> _Soal Latihan A_: Tampilkan bagian bacaan tentang pengharapan eskatologis yang membentang dari "Setiap orang yang" sampai dengan "besar daripada Israel." tanpa mengubah apa pun.
> _Soal Latihan B_: Tulis ulang baris-baris daftar mulai dari awal daftar sampai dengan baris yang memuat "letterbox-left — [0, 0, 70, 180]", termasuk baris itu sendiri, dengan mengganti nama "white-pawn" menjadi "pion-putih" dan membiarkan semua bagian lain tetap sama. Berikan hanya baris-baris tersebut.

> _Bacaan_:
☆ ☆ ☆ ☆ ☆ ☆ ☆
PENGHARAPAN ESKATOLOGIS ADALAH BAGIAN DARI PENYEMPURNAAN GEREJA-NYA
“Saudara-saudaraku
yang kekasih, sekarang kita adalah anak-anak Allah, tetapi belum
nyata apa keadaan kita kelak; akan tetapi kita tahu, bahwa
apabila Kristus menyatakan diri-Nya, kita akan menjadi sama
seperti Dia, sebab kita akan melihat Dia dalam keadaan-Nya yang
sebenarnya.
Setiap orang yang menaruh pengharapan itu kepada-Nya, menyucikan
diri sama seperti Dia yang adalah suci.” 1 Yohanes 3:2-3
Allah adalah raja. Di dalam kalimat ini terdapat pengharapan
bahwa di akhir zaman Ia akan membawa kerajaan-Nya turun dari
sorga dan mendirikannya di atas bumi. Pengharapan ini dipercayai
oleh orang-orang Yahudi terutama setelah periode kerajaan di
mana umat Israel menjadi bulan-bulanan kekaisaran yang ada di
sekitarnya yang jauh lebih besar daripada Israel.
☆ ☆ ☆ ☆ ☆ ☆ ☆
Daftar wilayah dan label
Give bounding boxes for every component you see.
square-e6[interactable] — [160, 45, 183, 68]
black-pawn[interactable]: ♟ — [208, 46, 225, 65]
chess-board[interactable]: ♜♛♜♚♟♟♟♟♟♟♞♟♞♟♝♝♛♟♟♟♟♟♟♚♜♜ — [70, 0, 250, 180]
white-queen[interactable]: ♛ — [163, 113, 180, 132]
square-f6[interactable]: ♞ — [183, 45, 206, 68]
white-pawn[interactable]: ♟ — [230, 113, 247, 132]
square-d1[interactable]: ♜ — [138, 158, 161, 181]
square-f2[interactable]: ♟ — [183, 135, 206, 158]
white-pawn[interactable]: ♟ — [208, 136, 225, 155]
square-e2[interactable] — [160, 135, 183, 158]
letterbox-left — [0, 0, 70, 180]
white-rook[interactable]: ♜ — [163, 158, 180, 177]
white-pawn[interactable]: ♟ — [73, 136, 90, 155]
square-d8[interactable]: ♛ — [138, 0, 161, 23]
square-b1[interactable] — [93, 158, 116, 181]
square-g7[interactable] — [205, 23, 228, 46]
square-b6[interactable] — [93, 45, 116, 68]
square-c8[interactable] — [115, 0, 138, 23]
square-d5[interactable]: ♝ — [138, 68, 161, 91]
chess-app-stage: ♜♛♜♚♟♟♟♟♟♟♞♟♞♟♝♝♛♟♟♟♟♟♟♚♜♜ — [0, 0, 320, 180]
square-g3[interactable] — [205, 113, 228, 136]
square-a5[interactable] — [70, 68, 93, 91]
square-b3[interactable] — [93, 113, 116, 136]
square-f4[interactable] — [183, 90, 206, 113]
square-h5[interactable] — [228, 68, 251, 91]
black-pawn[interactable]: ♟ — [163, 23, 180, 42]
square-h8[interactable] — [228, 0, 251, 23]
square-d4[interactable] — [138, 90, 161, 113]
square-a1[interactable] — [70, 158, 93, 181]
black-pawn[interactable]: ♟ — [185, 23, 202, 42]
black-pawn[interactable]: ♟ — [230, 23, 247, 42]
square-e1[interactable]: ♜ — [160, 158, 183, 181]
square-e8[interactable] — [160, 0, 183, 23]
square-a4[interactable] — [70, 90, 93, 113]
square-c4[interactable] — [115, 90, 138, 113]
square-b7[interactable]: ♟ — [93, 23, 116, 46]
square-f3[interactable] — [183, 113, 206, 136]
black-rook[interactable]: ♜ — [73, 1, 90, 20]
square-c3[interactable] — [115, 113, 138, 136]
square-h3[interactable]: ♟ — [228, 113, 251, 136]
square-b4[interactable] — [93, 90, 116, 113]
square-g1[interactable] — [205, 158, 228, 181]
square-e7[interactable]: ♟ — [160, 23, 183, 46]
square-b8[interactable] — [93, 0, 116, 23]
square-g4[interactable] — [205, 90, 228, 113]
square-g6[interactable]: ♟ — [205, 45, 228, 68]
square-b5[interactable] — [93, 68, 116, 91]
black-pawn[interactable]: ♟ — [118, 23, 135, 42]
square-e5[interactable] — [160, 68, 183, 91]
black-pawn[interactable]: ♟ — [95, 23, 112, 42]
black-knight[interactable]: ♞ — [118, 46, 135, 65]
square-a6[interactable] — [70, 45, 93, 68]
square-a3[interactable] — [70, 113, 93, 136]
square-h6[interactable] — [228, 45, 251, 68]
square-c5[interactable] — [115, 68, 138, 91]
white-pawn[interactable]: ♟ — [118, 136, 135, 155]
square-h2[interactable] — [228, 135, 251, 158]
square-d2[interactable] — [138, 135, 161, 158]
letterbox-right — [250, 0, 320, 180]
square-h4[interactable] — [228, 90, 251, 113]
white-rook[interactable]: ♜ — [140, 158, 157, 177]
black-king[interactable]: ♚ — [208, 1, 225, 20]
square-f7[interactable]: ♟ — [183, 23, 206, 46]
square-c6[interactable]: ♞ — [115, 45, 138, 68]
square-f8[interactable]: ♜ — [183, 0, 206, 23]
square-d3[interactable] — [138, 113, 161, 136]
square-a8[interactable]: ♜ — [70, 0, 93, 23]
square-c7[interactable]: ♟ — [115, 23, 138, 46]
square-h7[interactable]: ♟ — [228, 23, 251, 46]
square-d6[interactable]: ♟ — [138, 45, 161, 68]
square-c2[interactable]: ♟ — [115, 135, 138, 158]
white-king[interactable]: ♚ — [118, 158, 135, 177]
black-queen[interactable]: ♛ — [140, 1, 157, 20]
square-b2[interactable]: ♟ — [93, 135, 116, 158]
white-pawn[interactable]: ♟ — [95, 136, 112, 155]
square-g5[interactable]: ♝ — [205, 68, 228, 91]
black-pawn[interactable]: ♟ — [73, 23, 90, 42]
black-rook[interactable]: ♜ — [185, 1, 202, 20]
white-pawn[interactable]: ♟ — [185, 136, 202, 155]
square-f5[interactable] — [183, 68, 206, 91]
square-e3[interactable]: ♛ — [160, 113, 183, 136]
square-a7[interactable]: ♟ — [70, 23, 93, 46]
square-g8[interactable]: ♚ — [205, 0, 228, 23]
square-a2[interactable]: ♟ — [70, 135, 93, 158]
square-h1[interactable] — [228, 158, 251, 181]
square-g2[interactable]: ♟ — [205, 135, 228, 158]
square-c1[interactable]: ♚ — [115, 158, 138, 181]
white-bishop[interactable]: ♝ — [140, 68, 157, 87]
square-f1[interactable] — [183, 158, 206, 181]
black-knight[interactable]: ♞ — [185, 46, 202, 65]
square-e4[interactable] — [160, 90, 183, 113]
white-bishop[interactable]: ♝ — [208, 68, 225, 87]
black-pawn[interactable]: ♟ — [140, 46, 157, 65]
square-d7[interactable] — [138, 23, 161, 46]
☆ ☆ ☆ ☆ ☆ ☆ ☆
> _Jawaban Benar A_:
Setiap orang yang menaruh pengharapan itu kepada-Nya, menyucikan
diri sama seperti Dia yang adalah suci.” 1 Yohanes 3:2-3
Allah adalah raja. Di dalam kalimat ini terdapat pengharapan
bahwa di akhir zaman Ia akan membawa kerajaan-Nya turun dari
sorga dan mendirikannya di atas bumi. Pengharapan ini dipercayai
oleh orang-orang Yahudi terutama setelah periode kerajaan di
mana umat Israel menjadi bulan-bulanan kekaisaran yang ada di
sekitarnya yang jauh lebih besar daripada Israel.

> _Jawaban Benar B_:
Give bounding boxes for every component you see.
square-e6[interactable] — [160, 45, 183, 68]
black-pawn[interactable]: ♟ — [208, 46, 225, 65]
chess-board[interactable]: ♜♛♜♚♟♟♟♟♟♟♞♟♞♟♝♝♛♟♟♟♟♟♟♚♜♜ — [70, 0, 250, 180]
white-queen[interactable]: ♛ — [163, 113, 180, 132]
square-f6[interactable]: ♞ — [183, 45, 206, 68]
pion-putih[interactable]: ♟ — [230, 113, 247, 132]
square-d1[interactable]: ♜ — [138, 158, 161, 181]
square-f2[interactable]: ♟ — [183, 135, 206, 158]
pion-putih[interactable]: ♟ — [208, 136, 225, 155]
square-e2[interactable] — [160, 135, 183, 158]
letterbox-left — [0, 0, 70, 180]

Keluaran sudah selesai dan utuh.